◆ Given instruction: Below is a listing; copy all of it exactly.

◆ Input for this task:
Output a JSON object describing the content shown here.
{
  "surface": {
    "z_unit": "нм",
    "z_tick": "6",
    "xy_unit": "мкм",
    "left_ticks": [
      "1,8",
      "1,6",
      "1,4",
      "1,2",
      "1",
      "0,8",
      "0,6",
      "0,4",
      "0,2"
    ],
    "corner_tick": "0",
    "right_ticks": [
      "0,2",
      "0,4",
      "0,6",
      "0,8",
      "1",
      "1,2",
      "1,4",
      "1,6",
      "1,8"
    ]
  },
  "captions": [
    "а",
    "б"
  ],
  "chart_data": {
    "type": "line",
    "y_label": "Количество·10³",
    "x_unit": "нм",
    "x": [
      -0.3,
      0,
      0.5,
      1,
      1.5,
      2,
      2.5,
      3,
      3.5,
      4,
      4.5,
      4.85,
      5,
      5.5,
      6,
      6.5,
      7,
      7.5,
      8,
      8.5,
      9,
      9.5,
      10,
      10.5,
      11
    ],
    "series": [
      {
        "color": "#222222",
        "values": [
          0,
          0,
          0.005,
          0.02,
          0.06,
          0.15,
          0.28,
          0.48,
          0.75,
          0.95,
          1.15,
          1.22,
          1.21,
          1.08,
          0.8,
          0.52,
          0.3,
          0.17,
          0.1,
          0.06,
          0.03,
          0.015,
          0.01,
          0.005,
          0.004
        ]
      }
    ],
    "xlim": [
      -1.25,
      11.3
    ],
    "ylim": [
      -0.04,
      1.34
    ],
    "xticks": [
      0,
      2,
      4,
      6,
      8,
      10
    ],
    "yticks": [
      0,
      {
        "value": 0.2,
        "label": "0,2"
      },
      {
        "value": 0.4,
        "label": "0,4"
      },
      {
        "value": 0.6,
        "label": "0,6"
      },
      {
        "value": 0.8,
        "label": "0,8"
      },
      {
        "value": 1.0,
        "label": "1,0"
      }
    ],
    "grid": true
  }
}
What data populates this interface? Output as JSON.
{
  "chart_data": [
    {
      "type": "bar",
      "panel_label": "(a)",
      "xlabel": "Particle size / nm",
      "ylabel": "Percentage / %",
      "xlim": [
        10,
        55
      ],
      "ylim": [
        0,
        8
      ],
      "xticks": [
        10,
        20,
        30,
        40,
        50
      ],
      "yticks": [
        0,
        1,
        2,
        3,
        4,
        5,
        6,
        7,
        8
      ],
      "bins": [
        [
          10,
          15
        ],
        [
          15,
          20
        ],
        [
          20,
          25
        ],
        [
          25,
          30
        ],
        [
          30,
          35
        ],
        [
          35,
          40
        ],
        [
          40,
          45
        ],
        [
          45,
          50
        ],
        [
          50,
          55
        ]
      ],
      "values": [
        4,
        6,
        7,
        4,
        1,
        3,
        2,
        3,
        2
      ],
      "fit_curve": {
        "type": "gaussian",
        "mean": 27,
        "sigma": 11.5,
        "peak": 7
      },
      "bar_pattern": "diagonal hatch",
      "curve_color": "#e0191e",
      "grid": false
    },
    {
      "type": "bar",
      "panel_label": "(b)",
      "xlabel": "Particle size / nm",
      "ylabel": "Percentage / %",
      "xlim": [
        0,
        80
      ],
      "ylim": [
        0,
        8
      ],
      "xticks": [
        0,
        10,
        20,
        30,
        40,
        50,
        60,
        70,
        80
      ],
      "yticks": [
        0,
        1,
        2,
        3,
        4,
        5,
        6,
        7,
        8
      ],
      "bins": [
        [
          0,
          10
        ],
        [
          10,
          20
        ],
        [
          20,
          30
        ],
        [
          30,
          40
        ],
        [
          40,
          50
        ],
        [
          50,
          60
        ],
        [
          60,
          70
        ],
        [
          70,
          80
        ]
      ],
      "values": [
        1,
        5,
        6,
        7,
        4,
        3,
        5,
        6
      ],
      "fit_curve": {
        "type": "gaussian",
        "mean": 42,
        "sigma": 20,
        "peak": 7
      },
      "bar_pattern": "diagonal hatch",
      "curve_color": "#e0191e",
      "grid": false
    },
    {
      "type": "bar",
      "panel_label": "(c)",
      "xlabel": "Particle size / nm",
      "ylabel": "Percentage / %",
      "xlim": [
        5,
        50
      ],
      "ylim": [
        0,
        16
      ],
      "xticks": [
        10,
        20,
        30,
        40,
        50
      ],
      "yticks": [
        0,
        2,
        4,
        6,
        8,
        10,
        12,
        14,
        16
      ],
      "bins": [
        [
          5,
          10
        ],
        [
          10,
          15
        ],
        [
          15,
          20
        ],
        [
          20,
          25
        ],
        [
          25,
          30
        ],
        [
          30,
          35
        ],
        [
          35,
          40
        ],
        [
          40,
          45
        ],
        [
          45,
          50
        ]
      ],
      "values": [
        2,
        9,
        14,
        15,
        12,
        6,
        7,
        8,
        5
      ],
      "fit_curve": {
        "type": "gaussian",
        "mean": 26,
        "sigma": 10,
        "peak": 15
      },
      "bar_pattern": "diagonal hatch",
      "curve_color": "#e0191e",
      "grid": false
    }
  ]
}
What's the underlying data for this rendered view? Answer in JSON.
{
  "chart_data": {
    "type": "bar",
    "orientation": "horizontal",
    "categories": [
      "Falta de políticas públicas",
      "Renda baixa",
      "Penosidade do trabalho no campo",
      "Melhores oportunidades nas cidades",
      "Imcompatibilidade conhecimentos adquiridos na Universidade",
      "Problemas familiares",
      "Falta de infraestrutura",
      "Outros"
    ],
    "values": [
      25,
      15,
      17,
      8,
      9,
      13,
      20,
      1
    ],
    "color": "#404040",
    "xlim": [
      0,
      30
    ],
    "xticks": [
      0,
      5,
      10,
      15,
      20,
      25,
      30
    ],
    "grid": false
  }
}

◆ The answer:
Output a JSON object describing the content shown here.
{
  "surface": {
    "z_unit": "нм",
    "z_tick": "6",
    "xy_unit": "мкм",
    "left_ticks": [
      "1,8",
      "1,6",
      "1,4",
      "1,2",
      "1",
      "0,8",
      "0,6",
      "0,4",
      "0,2"
    ],
    "corner_tick": "0",
    "right_ticks": [
      "0,2",
      "0,4",
      "0,6",
      "0,8",
      "1",
      "1,2",
      "1,4",
      "1,6",
      "1,8"
    ]
  },
  "captions": [
    "а",
    "б"
  ],
  "chart_data": {
    "type": "line",
    "y_label": "Количество·10³",
    "x_unit": "нм",
    "x": [
      -0.3,
      0,
      0.5,
      1,
      1.5,
      2,
      2.5,
      3,
      3.5,
      4,
      4.5,
      4.85,
      5,
      5.5,
      6,
      6.5,
      7,
      7.5,
      8,
      8.5,
      9,
      9.5,
      10,
      10.5,
      11
    ],
    "series": [
      {
        "color": "#222222",
        "values": [
          0,
          0,
          0.005,
          0.02,
          0.06,
          0.15,
          0.28,
          0.48,
          0.75,
          0.95,
          1.15,
          1.22,
          1.21,
          1.08,
          0.8,
          0.52,
          0.3,
          0.17,
          0.1,
          0.06,
          0.03,
          0.015,
          0.01,
          0.005,
          0.004
        ]
      }
    ],
    "xlim": [
      -1.25,
      11.3
    ],
    "ylim": [
      -0.04,
      1.34
    ],
    "xticks": [
      0,
      2,
      4,
      6,
      8,
      10
    ],
    "yticks": [
      0,
      {
        "value": 0.2,
        "label": "0,2"
      },
      {
        "value": 0.4,
        "label": "0,4"
      },
      {
        "value": 0.6,
        "label": "0,6"
      },
      {
        "value": 0.8,
        "label": "0,8"
      },
      {
        "value": 1.0,
        "label": "1,0"
      }
    ],
    "grid": true
  }
}
What data populates this interface? Output as JSON.
{
  "chart_data": [
    {
      "type": "bar",
      "panel_label": "(a)",
      "xlabel": "Particle size / nm",
      "ylabel": "Percentage / %",
      "xlim": [
        10,
        55
      ],
      "ylim": [
        0,
        8
      ],
      "xticks": [
        10,
        20,
        30,
        40,
        50
      ],
      "yticks": [
        0,
        1,
        2,
        3,
        4,
        5,
        6,
        7,
        8
      ],
      "bins": [
        [
          10,
          15
        ],
        [
          15,
          20
        ],
        [
          20,
          25
        ],
        [
          25,
          30
        ],
        [
          30,
          35
        ],
        [
          35,
          40
        ],
        [
          40,
          45
        ],
        [
          45,
          50
        ],
        [
          50,
          55
        ]
      ],
      "values": [
        4,
        6,
        7,
        4,
        1,
        3,
        2,
        3,
        2
      ],
      "fit_curve": {
        "type": "gaussian",
        "mean": 27,
        "sigma": 11.5,
        "peak": 7
      },
      "bar_pattern": "diagonal hatch",
      "curve_color": "#e0191e",
      "grid": false
    },
    {
      "type": "bar",
      "panel_label": "(b)",
      "xlabel": "Particle size / nm",
      "ylabel": "Percentage / %",
      "xlim": [
        0,
        80
      ],
      "ylim": [
        0,
        8
      ],
      "xticks": [
        0,
        10,
        20,
        30,
        40,
        50,
        60,
        70,
        80
      ],
      "yticks": [
        0,
        1,
        2,
        3,
        4,
        5,
        6,
        7,
        8
      ],
      "bins": [
        [
          0,
          10
        ],
        [
          10,
          20
        ],
        [
          20,
          30
        ],
        [
          30,
          40
        ],
        [
          40,
          50
        ],
        [
          50,
          60
        ],
        [
          60,
          70
        ],
        [
          70,
          80
        ]
      ],
      "values": [
        1,
        5,
        6,
        7,
        4,
        3,
        5,
        6
      ],
      "fit_curve": {
        "type": "gaussian",
        "mean": 42,
        "sigma": 20,
        "peak": 7
      },
      "bar_pattern": "diagonal hatch",
      "curve_color": "#e0191e",
      "grid": false
    },
    {
      "type": "bar",
      "panel_label": "(c)",
      "xlabel": "Particle size / nm",
      "ylabel": "Percentage / %",
      "xlim": [
        5,
        50
      ],
      "ylim": [
        0,
        16
      ],
      "xticks": [
        10,
        20,
        30,
        40,
        50
      ],
      "yticks": [
        0,
        2,
        4,
        6,
        8,
        10,
        12,
        14,
        16
      ],
      "bins": [
        [
          5,
          10
        ],
        [
          10,
          15
        ],
        [
          15,
          20
        ],
        [
          20,
          25
        ],
        [
          25,
          30
        ],
        [
          30,
          35
        ],
        [
          35,
          40
        ],
        [
          40,
          45
        ],
        [
          45,
          50
        ]
      ],
      "values": [
        2,
        9,
        14,
        15,
        12,
        6,
        7,
        8,
        5
      ],
      "fit_curve": {
        "type": "gaussian",
        "mean": 26,
        "sigma": 10,
        "peak": 15
      },
      "bar_pattern": "diagonal hatch",
      "curve_color": "#e0191e",
      "grid": false
    }
  ]
}
What's the underlying data for this rendered view? Answer in JSON.
{
  "chart_data": {
    "type": "bar",
    "orientation": "horizontal",
    "categories": [
      "Falta de políticas públicas",
      "Renda baixa",
      "Penosidade do trabalho no campo",
      "Melhores oportunidades nas cidades",
      "Imcompatibilidade conhecimentos adquiridos na Universidade",
      "Problemas familiares",
      "Falta de infraestrutura",
      "Outros"
    ],
    "values": [
      25,
      15,
      17,
      8,
      9,
      13,
      20,
      1
    ],
    "color": "#404040",
    "xlim": [
      0,
      30
    ],
    "xticks": [
      0,
      5,
      10,
      15,
      20,
      25,
      30
    ],
    "grid": false
  }
}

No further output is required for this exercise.